-- Excerpt from a dataset --

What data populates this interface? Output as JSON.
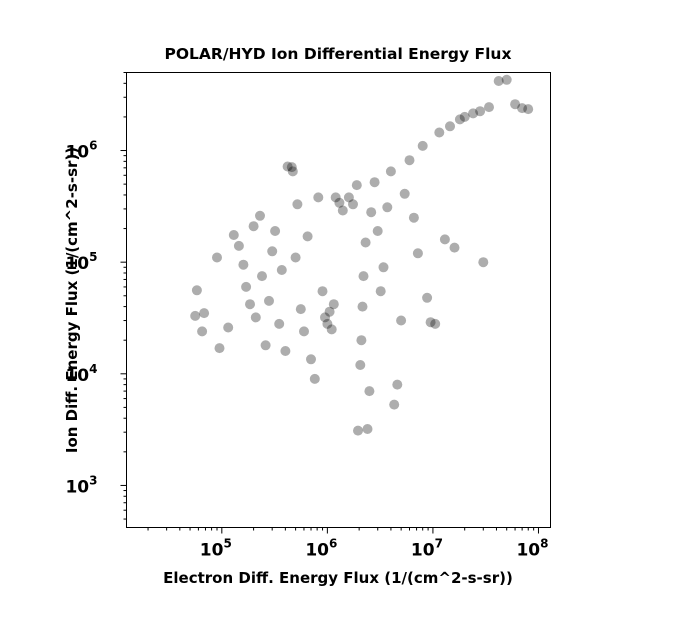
{
  "chart_data": {
    "type": "scatter",
    "title": "POLAR/HYD  Ion Differential Energy Flux",
    "xlabel": "Electron Diff. Energy Flux (1/(cm^2-s-sr))",
    "ylabel": "Ion Diff. Energy Flux (1/(cm^2-s-sr))",
    "xscale": "log",
    "yscale": "log",
    "xlim": [
      12500,
      130000000
    ],
    "ylim": [
      420,
      5000000
    ],
    "x_ticks": [
      {
        "base": "10",
        "exp": "5",
        "value": 100000
      },
      {
        "base": "10",
        "exp": "6",
        "value": 1000000
      },
      {
        "base": "10",
        "exp": "7",
        "value": 10000000
      },
      {
        "base": "10",
        "exp": "8",
        "value": 100000000
      }
    ],
    "y_ticks": [
      {
        "base": "10",
        "exp": "3",
        "value": 1000
      },
      {
        "base": "10",
        "exp": "4",
        "value": 10000
      },
      {
        "base": "10",
        "exp": "5",
        "value": 100000
      },
      {
        "base": "10",
        "exp": "6",
        "value": 1000000
      }
    ],
    "marker_color": "#000000",
    "marker_alpha": 0.32,
    "grid": false,
    "series": [
      {
        "points": [
          [
            58000,
            56000
          ],
          [
            56000,
            33000
          ],
          [
            65000,
            24000
          ],
          [
            68000,
            35000
          ],
          [
            90000,
            110000
          ],
          [
            95000,
            17000
          ],
          [
            115000,
            26000
          ],
          [
            130000,
            175000
          ],
          [
            145000,
            140000
          ],
          [
            160000,
            95000
          ],
          [
            170000,
            60000
          ],
          [
            185000,
            42000
          ],
          [
            200000,
            210000
          ],
          [
            210000,
            32000
          ],
          [
            230000,
            260000
          ],
          [
            240000,
            75000
          ],
          [
            260000,
            18000
          ],
          [
            280000,
            45000
          ],
          [
            300000,
            125000
          ],
          [
            320000,
            190000
          ],
          [
            350000,
            28000
          ],
          [
            370000,
            85000
          ],
          [
            400000,
            16000
          ],
          [
            420000,
            720000
          ],
          [
            460000,
            710000
          ],
          [
            470000,
            650000
          ],
          [
            500000,
            110000
          ],
          [
            520000,
            330000
          ],
          [
            560000,
            38000
          ],
          [
            600000,
            24000
          ],
          [
            650000,
            170000
          ],
          [
            700000,
            13500
          ],
          [
            760000,
            9000
          ],
          [
            820000,
            380000
          ],
          [
            900000,
            55000
          ],
          [
            950000,
            32000
          ],
          [
            1000000,
            28000
          ],
          [
            1050000,
            36000
          ],
          [
            1100000,
            25000
          ],
          [
            1150000,
            42000
          ],
          [
            1200000,
            380000
          ],
          [
            1300000,
            340000
          ],
          [
            1400000,
            290000
          ],
          [
            1600000,
            380000
          ],
          [
            1750000,
            330000
          ],
          [
            1900000,
            490000
          ],
          [
            1950000,
            3100
          ],
          [
            2050000,
            12000
          ],
          [
            2100000,
            20000
          ],
          [
            2150000,
            40000
          ],
          [
            2200000,
            75000
          ],
          [
            2300000,
            150000
          ],
          [
            2400000,
            3200
          ],
          [
            2500000,
            7000
          ],
          [
            2600000,
            280000
          ],
          [
            2800000,
            520000
          ],
          [
            3000000,
            190000
          ],
          [
            3200000,
            55000
          ],
          [
            3400000,
            90000
          ],
          [
            3700000,
            310000
          ],
          [
            4000000,
            650000
          ],
          [
            4300000,
            5300
          ],
          [
            4600000,
            8000
          ],
          [
            5000000,
            30000
          ],
          [
            5400000,
            410000
          ],
          [
            6000000,
            820000
          ],
          [
            6600000,
            250000
          ],
          [
            7200000,
            120000
          ],
          [
            8000000,
            1100000
          ],
          [
            8800000,
            48000
          ],
          [
            9500000,
            29000
          ],
          [
            10500000,
            28000
          ],
          [
            11500000,
            1450000
          ],
          [
            13000000,
            160000
          ],
          [
            14500000,
            1650000
          ],
          [
            16000000,
            135000
          ],
          [
            18000000,
            1900000
          ],
          [
            20000000,
            2000000
          ],
          [
            24000000,
            2150000
          ],
          [
            28000000,
            2250000
          ],
          [
            30000000,
            100000
          ],
          [
            34000000,
            2450000
          ],
          [
            42000000,
            4200000
          ],
          [
            50000000,
            4300000
          ],
          [
            60000000,
            2600000
          ],
          [
            70000000,
            2400000
          ],
          [
            80000000,
            2350000
          ]
        ]
      }
    ]
  }
}
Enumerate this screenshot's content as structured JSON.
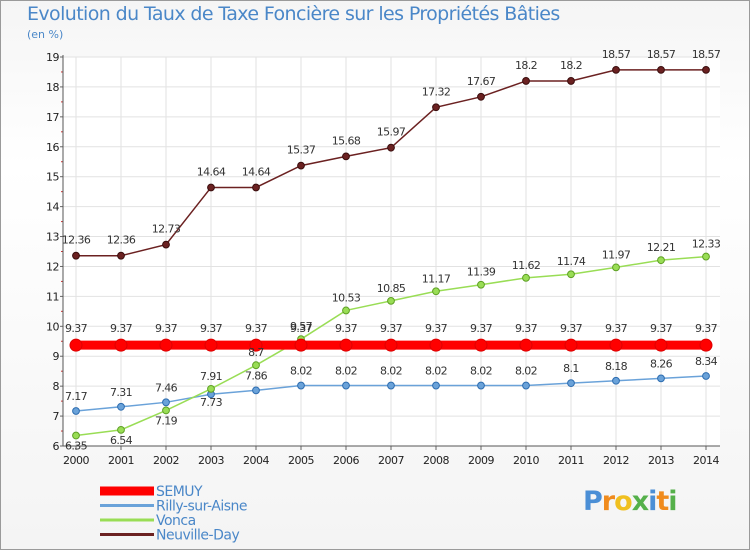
{
  "chart_data": {
    "type": "line",
    "title": "Evolution du Taux de Taxe Foncière sur les Propriétés Bâties",
    "ylabel": "(en %)",
    "xlabel": "",
    "ylim": [
      6,
      19
    ],
    "yticks": [
      "6",
      "7",
      "8",
      "9",
      "10",
      "11",
      "12",
      "13",
      "14",
      "15",
      "16",
      "17",
      "18",
      "19"
    ],
    "categories": [
      "2000",
      "2001",
      "2002",
      "2003",
      "2004",
      "2005",
      "2006",
      "2007",
      "2008",
      "2009",
      "2010",
      "2011",
      "2012",
      "2013",
      "2014"
    ],
    "series": [
      {
        "name": "SEMUY",
        "color": "#ff0000",
        "values": [
          9.37,
          9.37,
          9.37,
          9.37,
          9.37,
          9.37,
          9.37,
          9.37,
          9.37,
          9.37,
          9.37,
          9.37,
          9.37,
          9.37,
          9.37
        ],
        "labels": [
          "9.37",
          "9.37",
          "9.37",
          "9.37",
          "9.37",
          "9.37",
          "9.37",
          "9.37",
          "9.37",
          "9.37",
          "9.37",
          "9.37",
          "9.37",
          "9.37",
          "9.37"
        ]
      },
      {
        "name": "Rilly-sur-Aisne",
        "color": "#6aa2d9",
        "values": [
          7.17,
          7.31,
          7.46,
          7.73,
          7.86,
          8.02,
          8.02,
          8.02,
          8.02,
          8.02,
          8.02,
          8.1,
          8.18,
          8.26,
          8.34
        ],
        "labels": [
          "7.17",
          "7.31",
          "7.46",
          "7.73",
          "7.86",
          "8.02",
          "8.02",
          "8.02",
          "8.02",
          "8.02",
          "8.02",
          "8.1",
          "8.18",
          "8.26",
          "8.34"
        ]
      },
      {
        "name": "Vonca",
        "color": "#99dd55",
        "values": [
          6.35,
          6.54,
          7.19,
          7.91,
          8.7,
          9.57,
          10.53,
          10.85,
          11.17,
          11.39,
          11.62,
          11.74,
          11.97,
          12.21,
          12.33
        ],
        "labels": [
          "6.35",
          "6.54",
          "7.19",
          "7.91",
          "8.7",
          "9.57",
          "10.53",
          "10.85",
          "11.17",
          "11.39",
          "11.62",
          "11.74",
          "11.97",
          "12.21",
          "12.33"
        ]
      },
      {
        "name": "Neuville-Day",
        "color": "#6b2121",
        "values": [
          12.36,
          12.36,
          12.73,
          14.64,
          14.64,
          15.37,
          15.68,
          15.97,
          17.32,
          17.67,
          18.2,
          18.2,
          18.57,
          18.57,
          18.57
        ],
        "labels": [
          "12.36",
          "12.36",
          "12.73",
          "14.64",
          "14.64",
          "15.37",
          "15.68",
          "15.97",
          "17.32",
          "17.67",
          "18.2",
          "18.2",
          "18.57",
          "18.57",
          "18.57"
        ]
      }
    ],
    "grid": true,
    "legend_position": "bottom-left"
  },
  "branding": {
    "logo_letters": [
      "P",
      "r",
      "o",
      "x",
      "i",
      "t",
      "i"
    ],
    "logo_colors": [
      "#4b8fd6",
      "#f08b1d",
      "#f0c020",
      "#55b04a",
      "#4b8fd6",
      "#f08b1d",
      "#55b04a"
    ]
  }
}
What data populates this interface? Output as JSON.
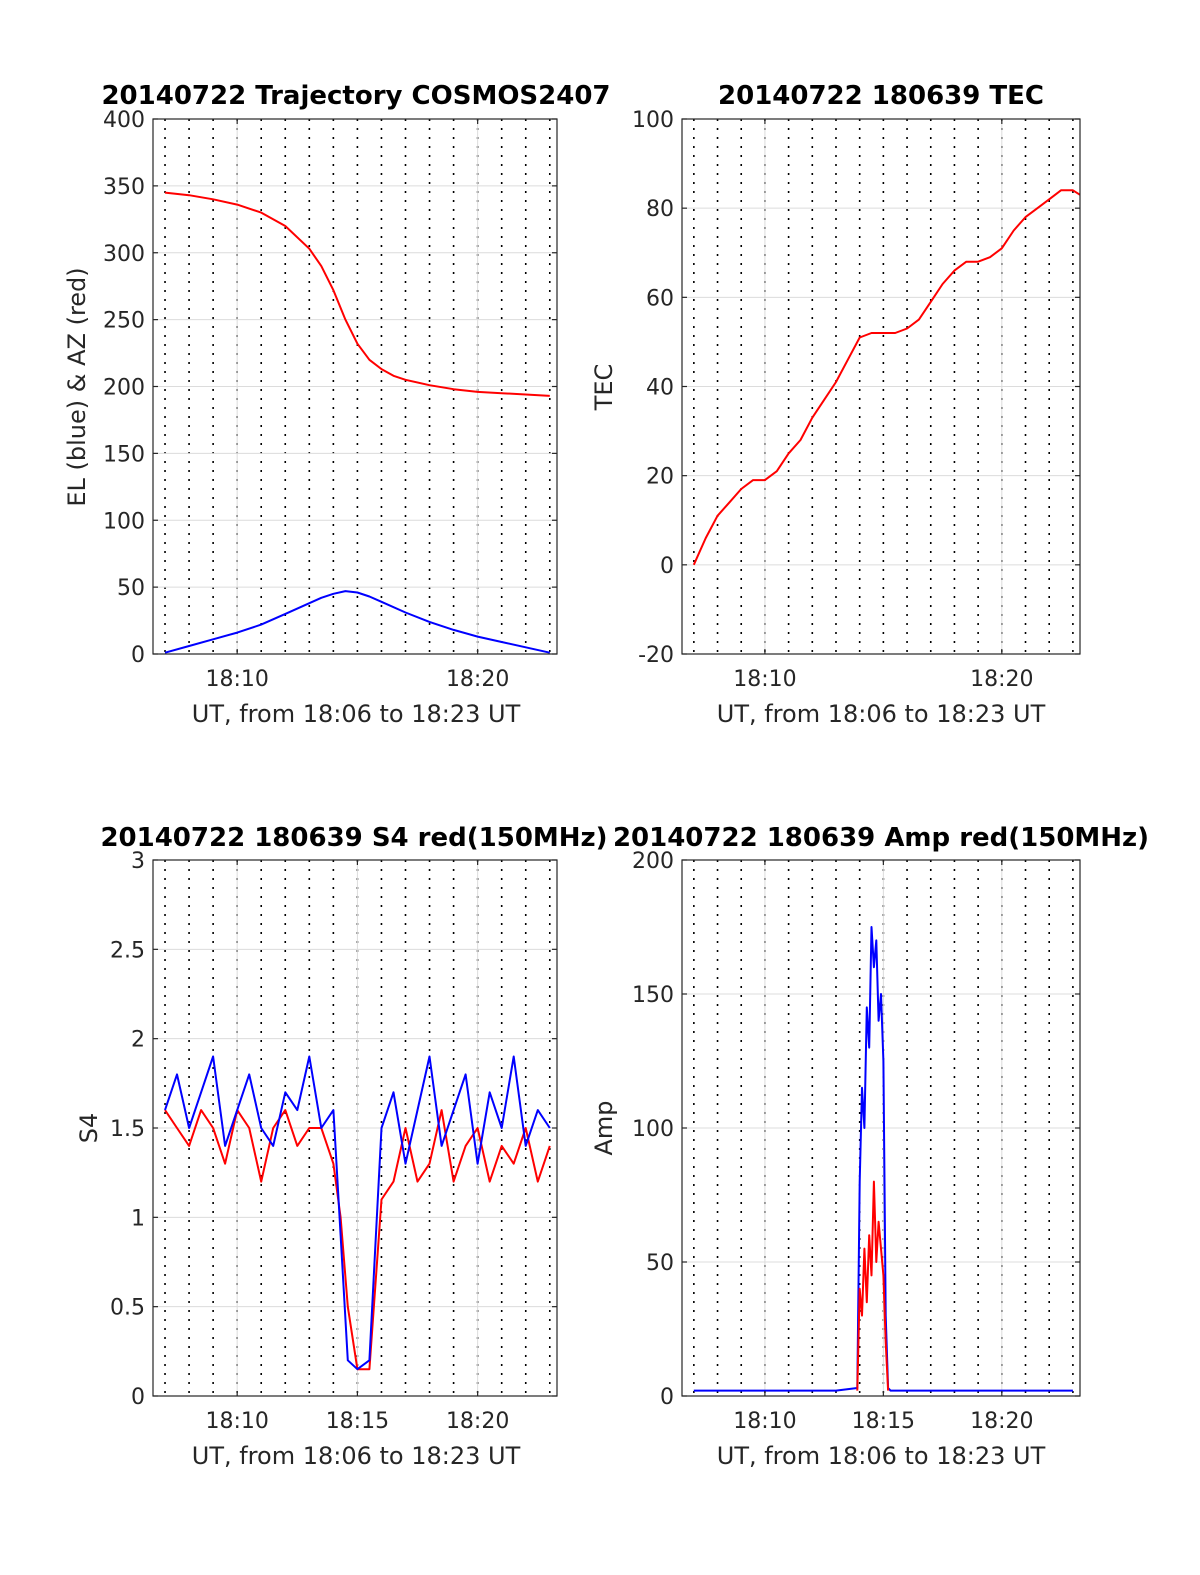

-- WHAT TO WORK ON --
From the data above, pick out each line containing "Energy" and copy it.

-- EXPECTED ANSWER --
    "title": "POLAR/HYD  Ion Differential Energy Flux",
    "xlabel": "Electron Diff. Energy Flux (1/(cm^2-s-sr))",
    "ylabel": "Ion Diff. Energy Flux (1/(cm^2-s-sr))",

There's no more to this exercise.